-------- Provided entries --------

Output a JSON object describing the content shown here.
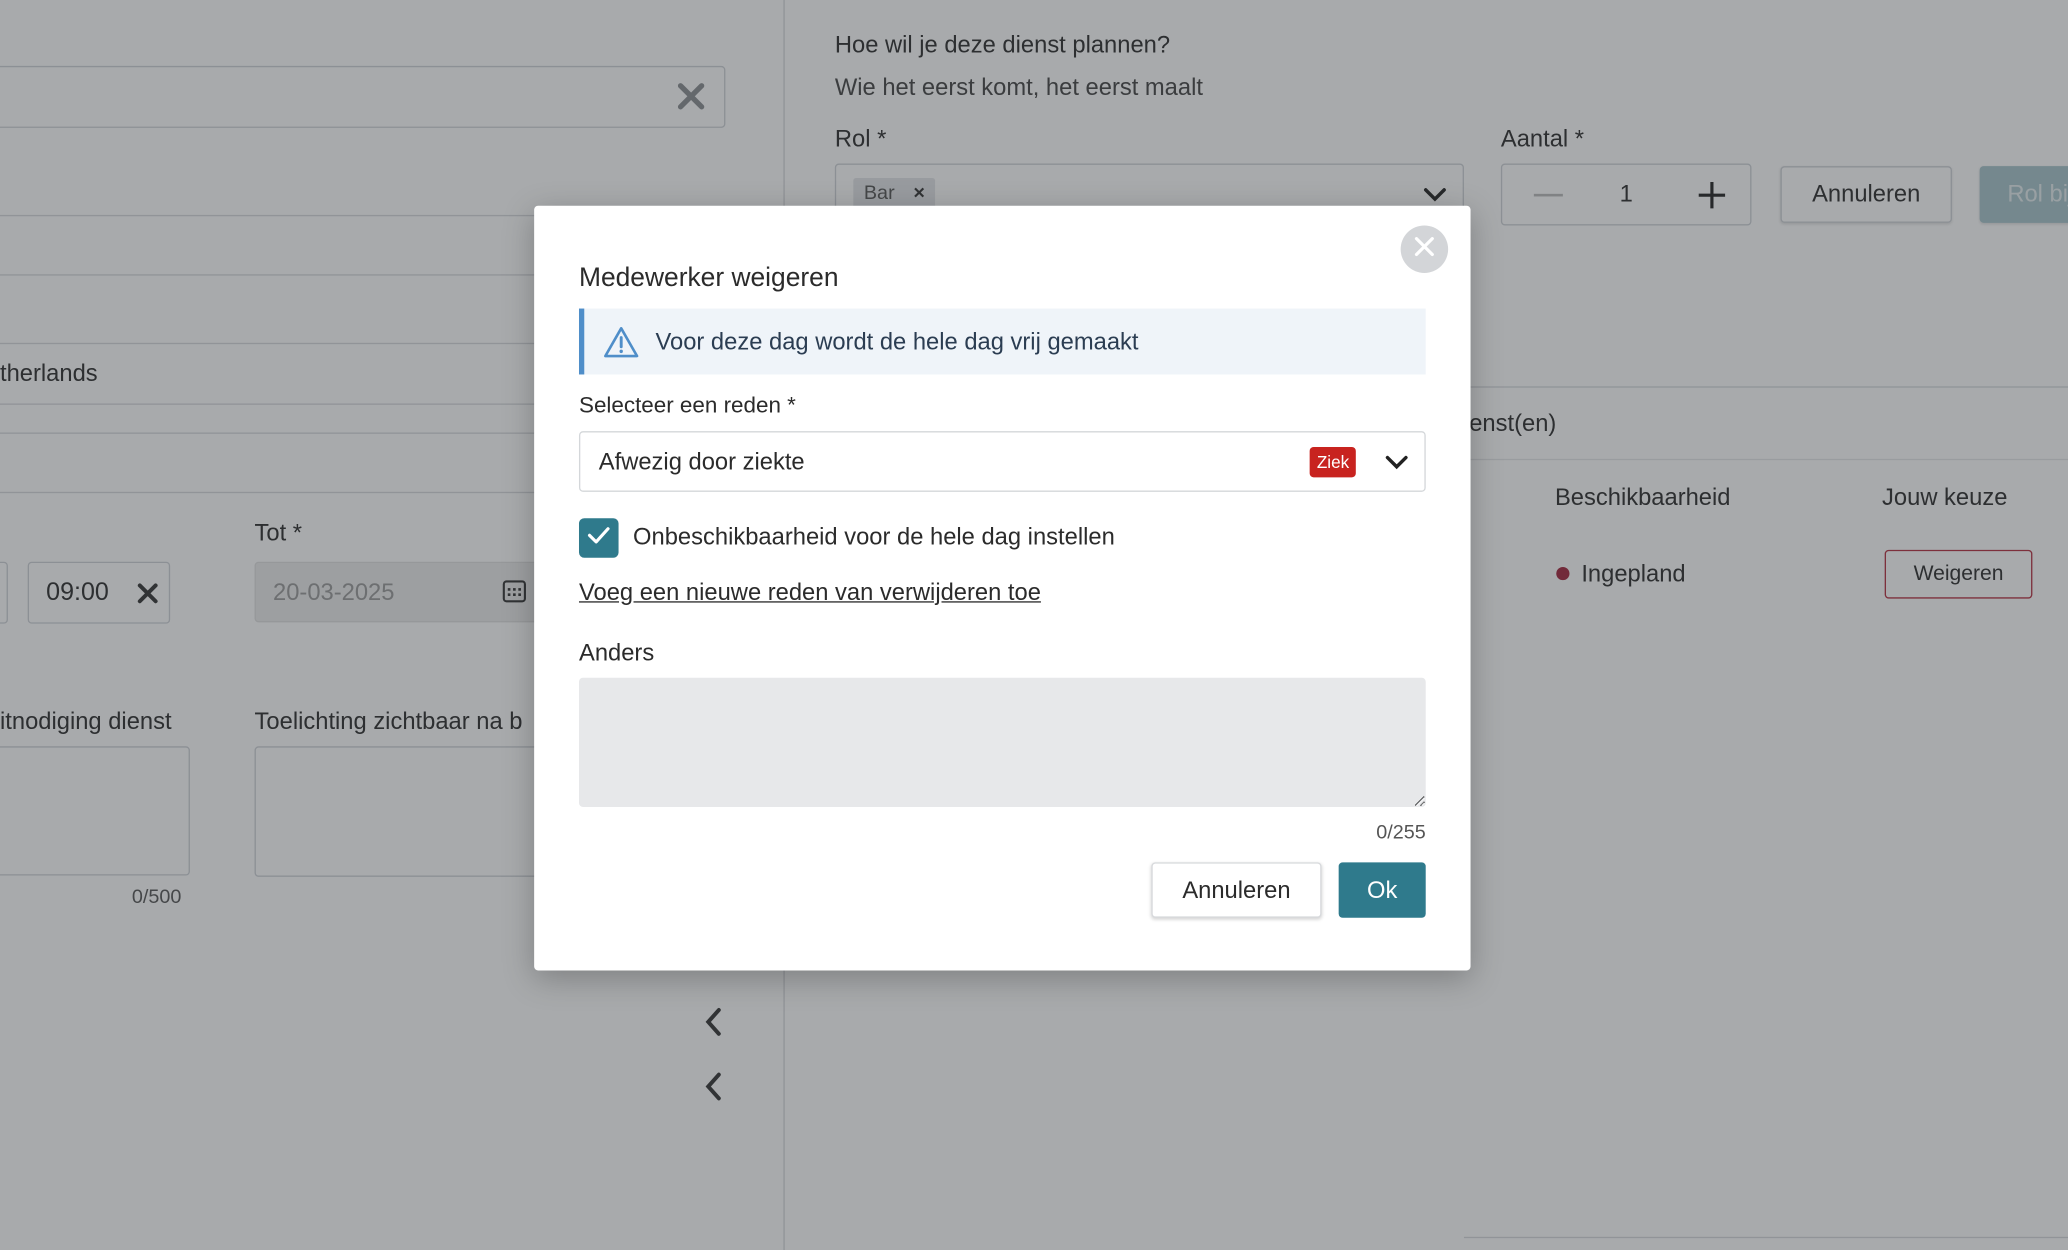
{
  "background": {
    "location_partial": "therlands",
    "tot_label": "Tot *",
    "time_value": "09:00",
    "date_value": "20-03-2025",
    "invitation_label_partial": "itnodiging dienst",
    "note_label_partial": "Toelichting zichtbaar na b",
    "note_counter": "0/500",
    "plan_question": "Hoe wil je deze dienst plannen?",
    "plan_answer": "Wie het eerst komt, het eerst maalt",
    "rol_label": "Rol *",
    "rol_chip": "Bar",
    "aantal_label": "Aantal *",
    "aantal_value": "1",
    "annuleren_label": "Annuleren",
    "rol_add_label_partial": "Rol bij",
    "diensten_partial": "ienst(en)",
    "col_beschikbaarheid": "Beschikbaarheid",
    "col_keuze": "Jouw keuze",
    "status_text": "Ingepland",
    "status_color": "#a3243b",
    "weigeren_label": "Weigeren"
  },
  "modal": {
    "title": "Medewerker weigeren",
    "alert_text": "Voor deze dag wordt de hele dag vrij gemaakt",
    "alert_icon": "warning-triangle-icon",
    "select_label": "Selecteer een reden *",
    "select_value": "Afwezig door ziekte",
    "select_badge": "Ziek",
    "badge_color": "#c8231f",
    "checkbox_checked": true,
    "checkbox_label": "Onbeschikbaarheid voor de hele dag instellen",
    "link_text": "Voeg een nieuwe reden van verwijderen toe",
    "anders_label": "Anders",
    "anders_value": "",
    "counter": "0/255",
    "cancel_label": "Annuleren",
    "ok_label": "Ok",
    "accent_color": "#2f7a8c"
  }
}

--------

# Given instruction
Can you restate all the records above word for word while dropping the pictures?

# Task solution
Output a JSON object describing the content shown here.
{
  "background": {
    "location_partial": "therlands",
    "tot_label": "Tot *",
    "time_value": "09:00",
    "date_value": "20-03-2025",
    "invitation_label_partial": "itnodiging dienst",
    "note_label_partial": "Toelichting zichtbaar na b",
    "note_counter": "0/500",
    "plan_question": "Hoe wil je deze dienst plannen?",
    "plan_answer": "Wie het eerst komt, het eerst maalt",
    "rol_label": "Rol *",
    "rol_chip": "Bar",
    "aantal_label": "Aantal *",
    "aantal_value": "1",
    "annuleren_label": "Annuleren",
    "rol_add_label_partial": "Rol bij",
    "diensten_partial": "ienst(en)",
    "col_beschikbaarheid": "Beschikbaarheid",
    "col_keuze": "Jouw keuze",
    "status_text": "Ingepland",
    "status_color": "#a3243b",
    "weigeren_label": "Weigeren"
  },
  "modal": {
    "title": "Medewerker weigeren",
    "alert_text": "Voor deze dag wordt de hele dag vrij gemaakt",
    "alert_icon": "warning-triangle-icon",
    "select_label": "Selecteer een reden *",
    "select_value": "Afwezig door ziekte",
    "select_badge": "Ziek",
    "badge_color": "#c8231f",
    "checkbox_checked": true,
    "checkbox_label": "Onbeschikbaarheid voor de hele dag instellen",
    "link_text": "Voeg een nieuwe reden van verwijderen toe",
    "anders_label": "Anders",
    "anders_value": "",
    "counter": "0/255",
    "cancel_label": "Annuleren",
    "ok_label": "Ok",
    "accent_color": "#2f7a8c"
  }
}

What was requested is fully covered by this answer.